Without including any pictures, copy each entry below exactly.

● ● ● ●

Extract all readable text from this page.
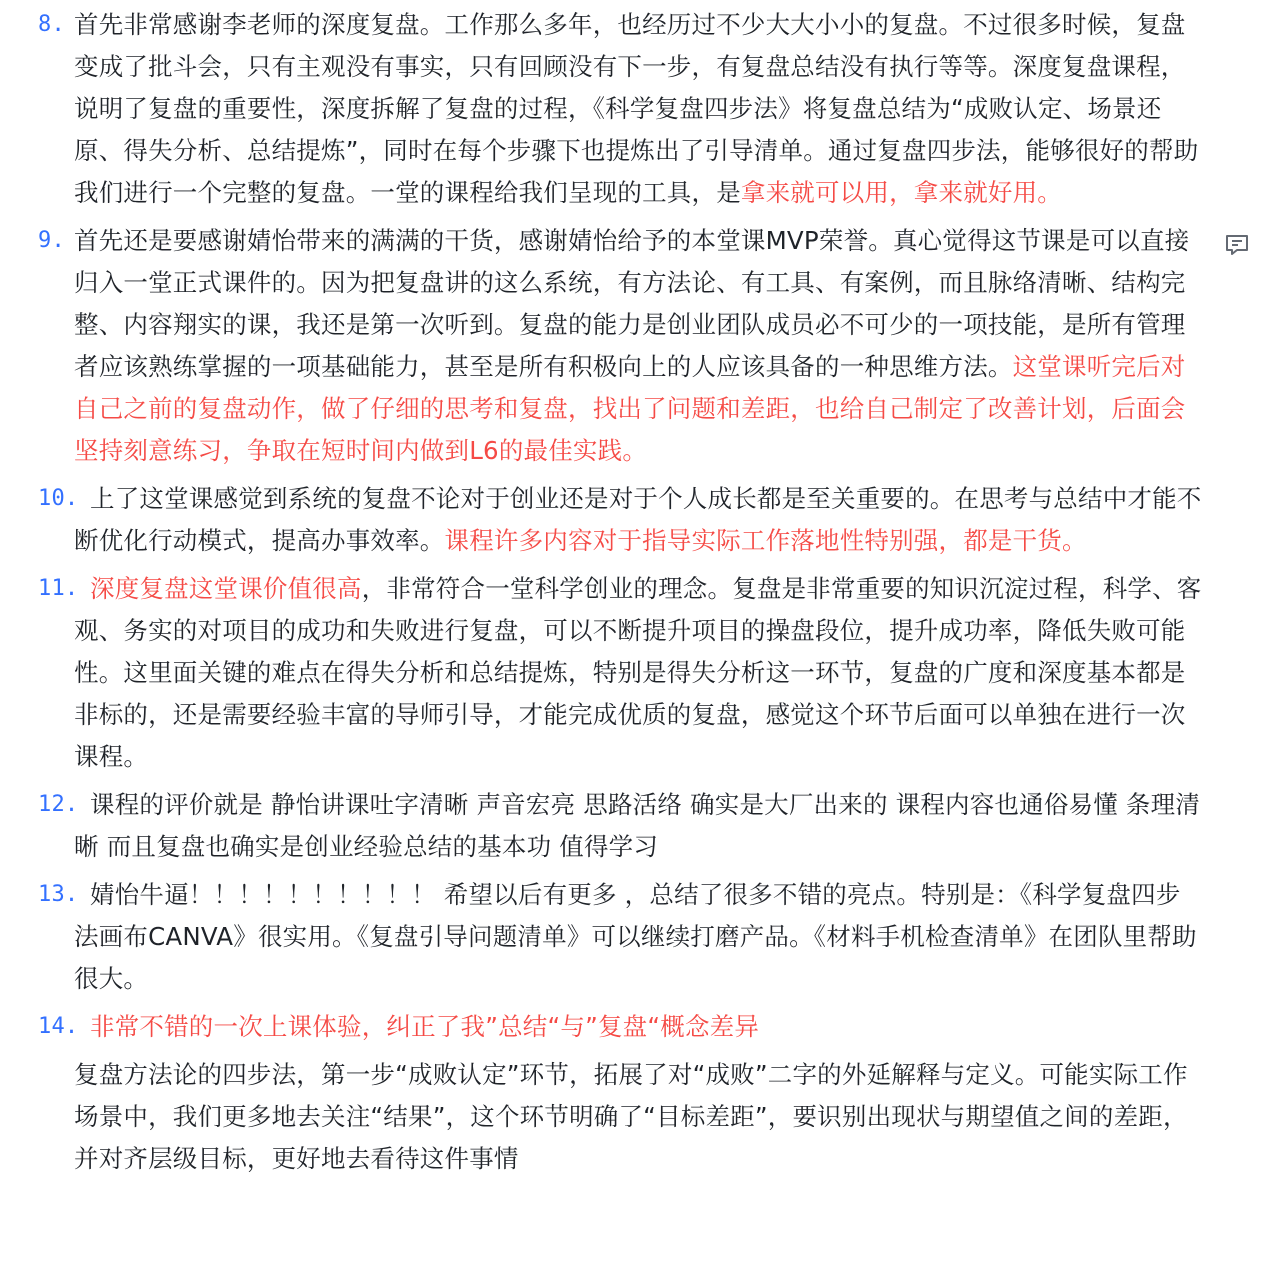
8. 首先非常感谢李老师的深度复盘。工作那么多年，也经历过不少大大小小的复盘。不过很多时候，复盘变成了批斗会，只有主观没有事实，只有回顾没有下一步，有复盘总结没有执行等等。深度复盘课程，说明了复盘的重要性，深度拆解了复盘的过程，《科学复盘四步法》将复盘总结为“成败认定、场景还原、得失分析、总结提炼”，同时在每个步骤下也提炼出了引导清单。通过复盘四步法，能够很好的帮助我们进行一个完整的复盘。一堂的课程给我们呈现的工具，是拿来就可以用，拿来就好用。
9. 首先还是要感谢婧怡带来的满满的干货，感谢婧怡给予的本堂课MVP荣誉。真心觉得这节课是可以直接归入一堂正式课件的。因为把复盘讲的这么系统，有方法论、有工具、有案例，而且脉络清晰、结构完整、内容翔实的课，我还是第一次听到。复盘的能力是创业团队成员必不可少的一项技能，是所有管理者应该熟练掌握的一项基础能力，甚至是所有积极向上的人应该具备的一种思维方法。这堂课听完后对自己之前的复盘动作，做了仔细的思考和复盘，找出了问题和差距，也给自己制定了改善计划，后面会坚持刻意练习，争取在短时间内做到L6的最佳实践。
10. 上了这堂课感觉到系统的复盘不论对于创业还是对于个人成长都是至关重要的。在思考与总结中才能不断优化行动模式，提高办事效率。课程许多内容对于指导实际工作落地性特别强，都是干货。
11. 深度复盘这堂课价值很高，非常符合一堂科学创业的理念。复盘是非常重要的知识沉淀过程，科学、客观、务实的对项目的成功和失败进行复盘，可以不断提升项目的操盘段位，提升成功率，降低失败可能性。这里面关键的难点在得失分析和总结提炼，特别是得失分析这一环节，复盘的广度和深度基本都是非标的，还是需要经验丰富的导师引导，才能完成优质的复盘，感觉这个环节后面可以单独在进行一次课程。
12. 课程的评价就是 静怡讲课吐字清晰 声音宏亮 思路活络 确实是大厂出来的 课程内容也通俗易懂 条理清晰 而且复盘也确实是创业经验总结的基本功 值得学习
13. 婧怡牛逼！！！！！！！！！！ 希望以后有更多 ，总结了很多不错的亮点。特别是：《科学复盘四步法画布CANVA》很实用。《复盘引导问题清单》可以继续打磨产品。《材料手机检查清单》在团队里帮助很大。
14. 非常不错的一次上课体验，纠正了我”总结“与”复盘“概念差异
复盘方法论的四步法，第一步“成败认定”环节，拓展了对“成败”二字的外延解释与定义。可能实际工作场景中，我们更多地去关注“结果”，这个环节明确了“目标差距”，要识别出现状与期望值之间的差距，并对齐层级目标，更好地去看待这件事情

● ● ● ●

Task answer »
Extract all readable text from this page.
8. 首先非常感谢李老师的深度复盘。工作那么多年，也经历过不少大大小小的复盘。不过很多时候，复盘变成了批斗会，只有主观没有事实，只有回顾没有下一步，有复盘总结没有执行等等。深度复盘课程，说明了复盘的重要性，深度拆解了复盘的过程，《科学复盘四步法》将复盘总结为“成败认定、场景还原、得失分析、总结提炼”，同时在每个步骤下也提炼出了引导清单。通过复盘四步法，能够很好的帮助我们进行一个完整的复盘。一堂的课程给我们呈现的工具，是拿来就可以用，拿来就好用。
9. 首先还是要感谢婧怡带来的满满的干货，感谢婧怡给予的本堂课MVP荣誉。真心觉得这节课是可以直接归入一堂正式课件的。因为把复盘讲的这么系统，有方法论、有工具、有案例，而且脉络清晰、结构完整、内容翔实的课，我还是第一次听到。复盘的能力是创业团队成员必不可少的一项技能，是所有管理者应该熟练掌握的一项基础能力，甚至是所有积极向上的人应该具备的一种思维方法。这堂课听完后对自己之前的复盘动作，做了仔细的思考和复盘，找出了问题和差距，也给自己制定了改善计划，后面会坚持刻意练习，争取在短时间内做到L6的最佳实践。
10. 上了这堂课感觉到系统的复盘不论对于创业还是对于个人成长都是至关重要的。在思考与总结中才能不断优化行动模式，提高办事效率。课程许多内容对于指导实际工作落地性特别强，都是干货。
11. 深度复盘这堂课价值很高，非常符合一堂科学创业的理念。复盘是非常重要的知识沉淀过程，科学、客观、务实的对项目的成功和失败进行复盘，可以不断提升项目的操盘段位，提升成功率，降低失败可能性。这里面关键的难点在得失分析和总结提炼，特别是得失分析这一环节，复盘的广度和深度基本都是非标的，还是需要经验丰富的导师引导，才能完成优质的复盘，感觉这个环节后面可以单独在进行一次课程。
12. 课程的评价就是 静怡讲课吐字清晰 声音宏亮 思路活络 确实是大厂出来的 课程内容也通俗易懂 条理清晰 而且复盘也确实是创业经验总结的基本功 值得学习
13. 婧怡牛逼！！！！！！！！！！ 希望以后有更多 ，总结了很多不错的亮点。特别是：《科学复盘四步法画布CANVA》很实用。《复盘引导问题清单》可以继续打磨产品。《材料手机检查清单》在团队里帮助很大。
14. 非常不错的一次上课体验，纠正了我”总结“与”复盘“概念差异
复盘方法论的四步法，第一步“成败认定”环节，拓展了对“成败”二字的外延解释与定义。可能实际工作场景中，我们更多地去关注“结果”，这个环节明确了“目标差距”，要识别出现状与期望值之间的差距，并对齐层级目标，更好地去看待这件事情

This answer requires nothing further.